In the records below, find the line holding "Output the text content of this document."; copy it and every line after it to the end, omitting all images.

^^^^

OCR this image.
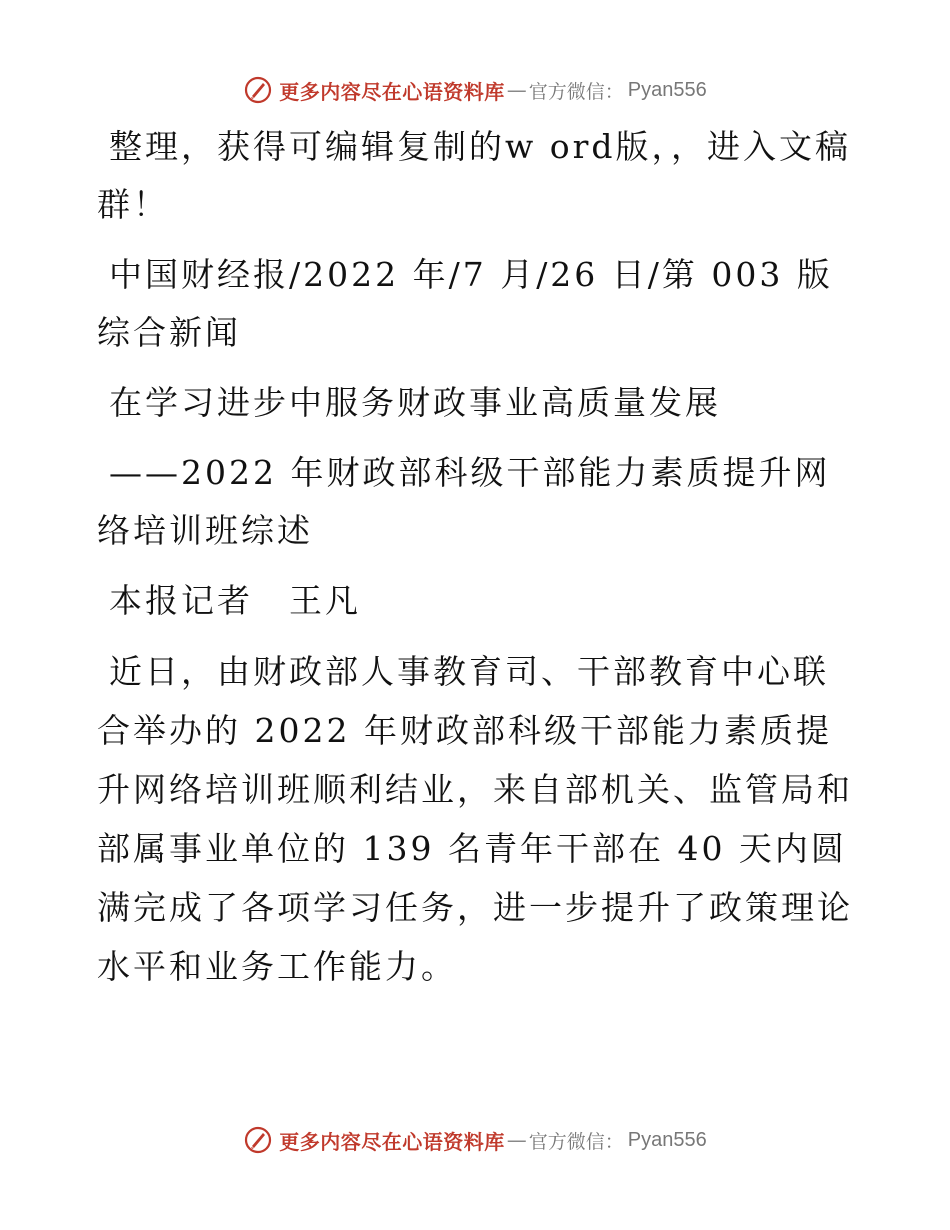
更多内容尽在心语资料库 — 官方微信： Pyan556

整理，获得可编辑复制的w ord版，，进入文稿群！

中国财经报/2022 年/7 月/26 日/第 003 版综合新闻

在学习进步中服务财政事业高质量发展

——2022 年财政部科级干部能力素质提升网络培训班综述

本报记者　王凡

近日，由财政部人事教育司、干部教育中心联合举办的 2022 年财政部科级干部能力素质提升网络培训班顺利结业，来自部机关、监管局和部属事业单位的 139 名青年干部在 40 天内圆满完成了各项学习任务，进一步提升了政策理论水平和业务工作能力。

更多内容尽在心语资料库 — 官方微信： Pyan556
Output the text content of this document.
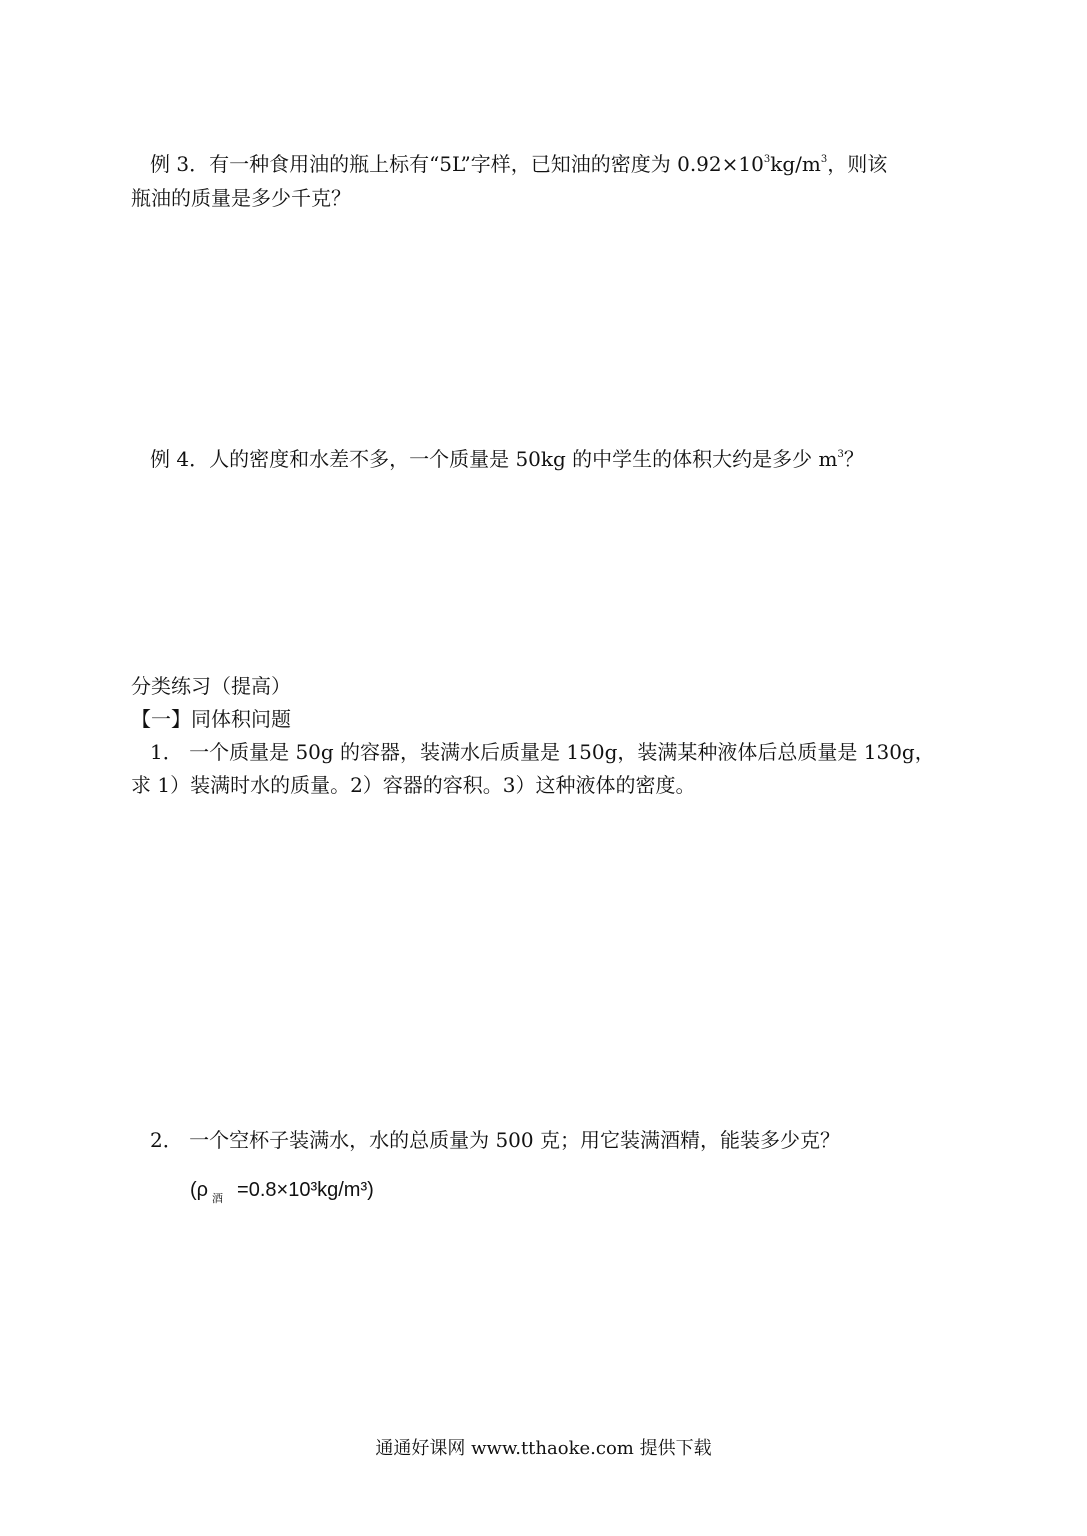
例 3．有一种食用油的瓶上标有“5L”字样，已知油的密度为 $0.92\times 10^3kg/m^3$，则该
瓶油的质量是多少千克？
例 4．人的密度和水差不多，一个质量是 50kg 的中学生的体积大约是多少 $m^3$？
分类练习（提高）
【一】同体积问题
1． 一个质量是 50g 的容器，装满水后质量是 150g，装满某种液体后总质量是 130g，
求 1）装满时水的质量。2）容器的容积。3）这种液体的密度。
2． 一个空杯子装满水，水的总质量为 500 克；用它装满酒精，能装多少克？
(ρ $_酒$ =0.8×10³kg/m³)
通通好课网 www.tthaoke.com 提供下载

^^^^

Output:
Output the text content of this document.
例 3．有一种食用油的瓶上标有“5L”字样，已知油的密度为 $0.92\times 10^3kg/m^3$，则该
瓶油的质量是多少千克？
例 4．人的密度和水差不多，一个质量是 50kg 的中学生的体积大约是多少 $m^3$？
分类练习（提高）
【一】同体积问题
1． 一个质量是 50g 的容器，装满水后质量是 150g，装满某种液体后总质量是 130g，
求 1）装满时水的质量。2）容器的容积。3）这种液体的密度。
2． 一个空杯子装满水，水的总质量为 500 克；用它装满酒精，能装多少克？
(ρ $_酒$ =0.8×10³kg/m³)
通通好课网 www.tthaoke.com 提供下载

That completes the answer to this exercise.